## Written instruction:
Change "legend-swatch" to "legend-marker" everywhere it appears in the rows below, and leave every other part of them untouched.

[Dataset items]
******************************
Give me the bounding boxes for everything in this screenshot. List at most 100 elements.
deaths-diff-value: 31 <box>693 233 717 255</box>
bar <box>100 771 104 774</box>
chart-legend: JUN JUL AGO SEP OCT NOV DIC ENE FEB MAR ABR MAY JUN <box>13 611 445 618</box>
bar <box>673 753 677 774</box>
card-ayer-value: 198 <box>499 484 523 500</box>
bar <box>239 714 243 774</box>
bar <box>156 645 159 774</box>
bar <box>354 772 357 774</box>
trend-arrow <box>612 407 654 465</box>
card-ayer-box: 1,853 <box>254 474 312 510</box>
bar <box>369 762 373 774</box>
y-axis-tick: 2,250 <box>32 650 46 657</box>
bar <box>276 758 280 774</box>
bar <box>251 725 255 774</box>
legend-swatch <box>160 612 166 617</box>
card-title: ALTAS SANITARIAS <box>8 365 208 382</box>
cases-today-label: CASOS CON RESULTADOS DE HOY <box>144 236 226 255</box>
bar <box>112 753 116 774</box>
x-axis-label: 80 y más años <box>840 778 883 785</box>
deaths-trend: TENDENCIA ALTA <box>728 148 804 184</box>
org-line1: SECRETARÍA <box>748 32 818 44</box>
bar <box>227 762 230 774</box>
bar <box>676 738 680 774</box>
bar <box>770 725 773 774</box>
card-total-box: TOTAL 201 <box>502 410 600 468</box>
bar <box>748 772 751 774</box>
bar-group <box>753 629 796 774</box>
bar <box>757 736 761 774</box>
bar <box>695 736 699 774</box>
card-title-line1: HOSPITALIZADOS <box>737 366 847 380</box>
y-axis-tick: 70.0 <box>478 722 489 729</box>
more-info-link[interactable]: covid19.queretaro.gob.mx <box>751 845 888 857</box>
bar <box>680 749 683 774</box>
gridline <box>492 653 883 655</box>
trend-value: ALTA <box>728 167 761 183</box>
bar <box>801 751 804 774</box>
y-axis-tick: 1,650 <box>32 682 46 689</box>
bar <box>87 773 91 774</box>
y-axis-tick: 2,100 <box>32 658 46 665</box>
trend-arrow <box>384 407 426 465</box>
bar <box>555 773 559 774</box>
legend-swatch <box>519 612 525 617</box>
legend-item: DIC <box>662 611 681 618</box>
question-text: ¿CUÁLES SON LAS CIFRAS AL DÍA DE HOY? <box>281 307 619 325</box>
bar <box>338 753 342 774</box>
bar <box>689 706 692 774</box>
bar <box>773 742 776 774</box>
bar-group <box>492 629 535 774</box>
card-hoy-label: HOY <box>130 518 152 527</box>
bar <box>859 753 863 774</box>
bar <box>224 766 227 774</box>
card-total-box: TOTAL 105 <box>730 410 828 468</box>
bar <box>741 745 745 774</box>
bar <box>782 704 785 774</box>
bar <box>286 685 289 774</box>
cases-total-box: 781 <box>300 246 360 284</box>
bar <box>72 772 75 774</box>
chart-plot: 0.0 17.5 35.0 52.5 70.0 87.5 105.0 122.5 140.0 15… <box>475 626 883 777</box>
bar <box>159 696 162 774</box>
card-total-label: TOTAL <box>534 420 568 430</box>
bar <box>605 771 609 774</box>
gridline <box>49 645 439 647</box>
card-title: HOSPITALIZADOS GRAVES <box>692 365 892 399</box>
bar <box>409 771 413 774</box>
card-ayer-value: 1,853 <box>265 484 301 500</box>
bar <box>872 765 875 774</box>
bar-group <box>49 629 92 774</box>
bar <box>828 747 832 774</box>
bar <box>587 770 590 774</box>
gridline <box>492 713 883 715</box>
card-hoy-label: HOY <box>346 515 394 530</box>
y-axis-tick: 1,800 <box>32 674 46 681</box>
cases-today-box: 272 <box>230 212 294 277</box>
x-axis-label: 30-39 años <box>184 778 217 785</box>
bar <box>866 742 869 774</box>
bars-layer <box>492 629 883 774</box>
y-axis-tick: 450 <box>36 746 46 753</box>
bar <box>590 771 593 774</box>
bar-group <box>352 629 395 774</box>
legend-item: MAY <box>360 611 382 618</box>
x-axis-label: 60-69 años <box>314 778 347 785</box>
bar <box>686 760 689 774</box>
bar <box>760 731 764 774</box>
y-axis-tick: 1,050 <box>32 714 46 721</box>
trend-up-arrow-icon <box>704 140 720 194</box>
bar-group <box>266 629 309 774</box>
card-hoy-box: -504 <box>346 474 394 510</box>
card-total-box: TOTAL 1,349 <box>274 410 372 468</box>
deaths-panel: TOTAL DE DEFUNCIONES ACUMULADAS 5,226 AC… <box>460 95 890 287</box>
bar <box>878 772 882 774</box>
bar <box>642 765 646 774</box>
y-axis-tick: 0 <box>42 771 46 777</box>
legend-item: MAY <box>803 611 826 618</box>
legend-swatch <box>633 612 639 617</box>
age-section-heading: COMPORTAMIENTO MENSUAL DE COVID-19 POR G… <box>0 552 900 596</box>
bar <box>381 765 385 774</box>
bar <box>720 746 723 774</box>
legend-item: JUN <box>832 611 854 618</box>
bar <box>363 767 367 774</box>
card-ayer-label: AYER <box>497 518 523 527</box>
******************************
## Output for this exercise:
Give me the bounding boxes for everything in this screenshot. List at most 100 elements.
deaths-diff-value: 31 <box>693 233 717 255</box>
bar <box>100 771 104 774</box>
chart-legend: JUN JUL AGO SEP OCT NOV DIC ENE FEB MAR ABR MAY JUN <box>13 611 445 618</box>
bar <box>673 753 677 774</box>
card-ayer-value: 198 <box>499 484 523 500</box>
bar <box>239 714 243 774</box>
bar <box>156 645 159 774</box>
bar <box>354 772 357 774</box>
trend-arrow <box>612 407 654 465</box>
card-ayer-box: 1,853 <box>254 474 312 510</box>
bar <box>369 762 373 774</box>
y-axis-tick: 2,250 <box>32 650 46 657</box>
bar <box>276 758 280 774</box>
bar <box>251 725 255 774</box>
legend-marker <box>160 612 166 617</box>
card-title: ALTAS SANITARIAS <box>8 365 208 382</box>
cases-today-label: CASOS CON RESULTADOS DE HOY <box>144 236 226 255</box>
bar <box>112 753 116 774</box>
x-axis-label: 80 y más años <box>840 778 883 785</box>
deaths-trend: TENDENCIA ALTA <box>728 148 804 184</box>
org-line1: SECRETARÍA <box>748 32 818 44</box>
bar <box>227 762 230 774</box>
bar <box>676 738 680 774</box>
bar <box>770 725 773 774</box>
card-total-box: TOTAL 201 <box>502 410 600 468</box>
bar <box>748 772 751 774</box>
bar-group <box>753 629 796 774</box>
bar <box>757 736 761 774</box>
bar <box>695 736 699 774</box>
card-title-line1: HOSPITALIZADOS <box>737 366 847 380</box>
y-axis-tick: 70.0 <box>478 722 489 729</box>
more-info-link[interactable]: covid19.queretaro.gob.mx <box>751 845 888 857</box>
bar <box>680 749 683 774</box>
gridline <box>492 653 883 655</box>
trend-value: ALTA <box>728 167 761 183</box>
bar <box>801 751 804 774</box>
y-axis-tick: 1,650 <box>32 682 46 689</box>
bar <box>87 773 91 774</box>
y-axis-tick: 2,100 <box>32 658 46 665</box>
trend-arrow <box>384 407 426 465</box>
bar <box>555 773 559 774</box>
legend-marker <box>519 612 525 617</box>
legend-item: DIC <box>662 611 681 618</box>
question-text: ¿CUÁLES SON LAS CIFRAS AL DÍA DE HOY? <box>281 307 619 325</box>
bar <box>338 753 342 774</box>
bar <box>689 706 692 774</box>
bar <box>773 742 776 774</box>
bar-group <box>492 629 535 774</box>
card-hoy-label: HOY <box>130 518 152 527</box>
bar <box>859 753 863 774</box>
bar <box>224 766 227 774</box>
card-total-box: TOTAL 105 <box>730 410 828 468</box>
bar <box>741 745 745 774</box>
bar <box>782 704 785 774</box>
bar <box>286 685 289 774</box>
cases-total-box: 781 <box>300 246 360 284</box>
bar <box>72 772 75 774</box>
chart-plot: 0.0 17.5 35.0 52.5 70.0 87.5 105.0 122.5 140.0 15… <box>475 626 883 777</box>
bar <box>159 696 162 774</box>
card-total-label: TOTAL <box>534 420 568 430</box>
bar <box>605 771 609 774</box>
gridline <box>49 645 439 647</box>
card-title: HOSPITALIZADOS GRAVES <box>692 365 892 399</box>
bar <box>409 771 413 774</box>
card-ayer-value: 1,853 <box>265 484 301 500</box>
bar <box>872 765 875 774</box>
bar-group <box>49 629 92 774</box>
bar <box>828 747 832 774</box>
bar <box>587 770 590 774</box>
gridline <box>492 713 883 715</box>
card-hoy-label: HOY <box>346 515 394 530</box>
y-axis-tick: 1,800 <box>32 674 46 681</box>
cases-today-box: 272 <box>230 212 294 277</box>
x-axis-label: 30-39 años <box>184 778 217 785</box>
bar <box>866 742 869 774</box>
bars-layer <box>492 629 883 774</box>
y-axis-tick: 450 <box>36 746 46 753</box>
bar <box>590 771 593 774</box>
bar-group <box>352 629 395 774</box>
legend-item: MAY <box>360 611 382 618</box>
x-axis-label: 60-69 años <box>314 778 347 785</box>
bar <box>686 760 689 774</box>
bar <box>760 731 764 774</box>
y-axis-tick: 1,050 <box>32 714 46 721</box>
trend-up-arrow-icon <box>704 140 720 194</box>
bar-group <box>266 629 309 774</box>
card-hoy-box: -504 <box>346 474 394 510</box>
card-total-box: TOTAL 1,349 <box>274 410 372 468</box>
deaths-panel: TOTAL DE DEFUNCIONES ACUMULADAS 5,226 AC… <box>460 95 890 287</box>
bar <box>878 772 882 774</box>
bar <box>642 765 646 774</box>
y-axis-tick: 0 <box>42 771 46 777</box>
legend-item: MAY <box>803 611 826 618</box>
legend-marker <box>633 612 639 617</box>
age-section-heading: COMPORTAMIENTO MENSUAL DE COVID-19 POR G… <box>0 552 900 596</box>
bar <box>381 765 385 774</box>
bar <box>720 746 723 774</box>
legend-item: JUN <box>832 611 854 618</box>
bar <box>363 767 367 774</box>
card-ayer-label: AYER <box>497 518 523 527</box>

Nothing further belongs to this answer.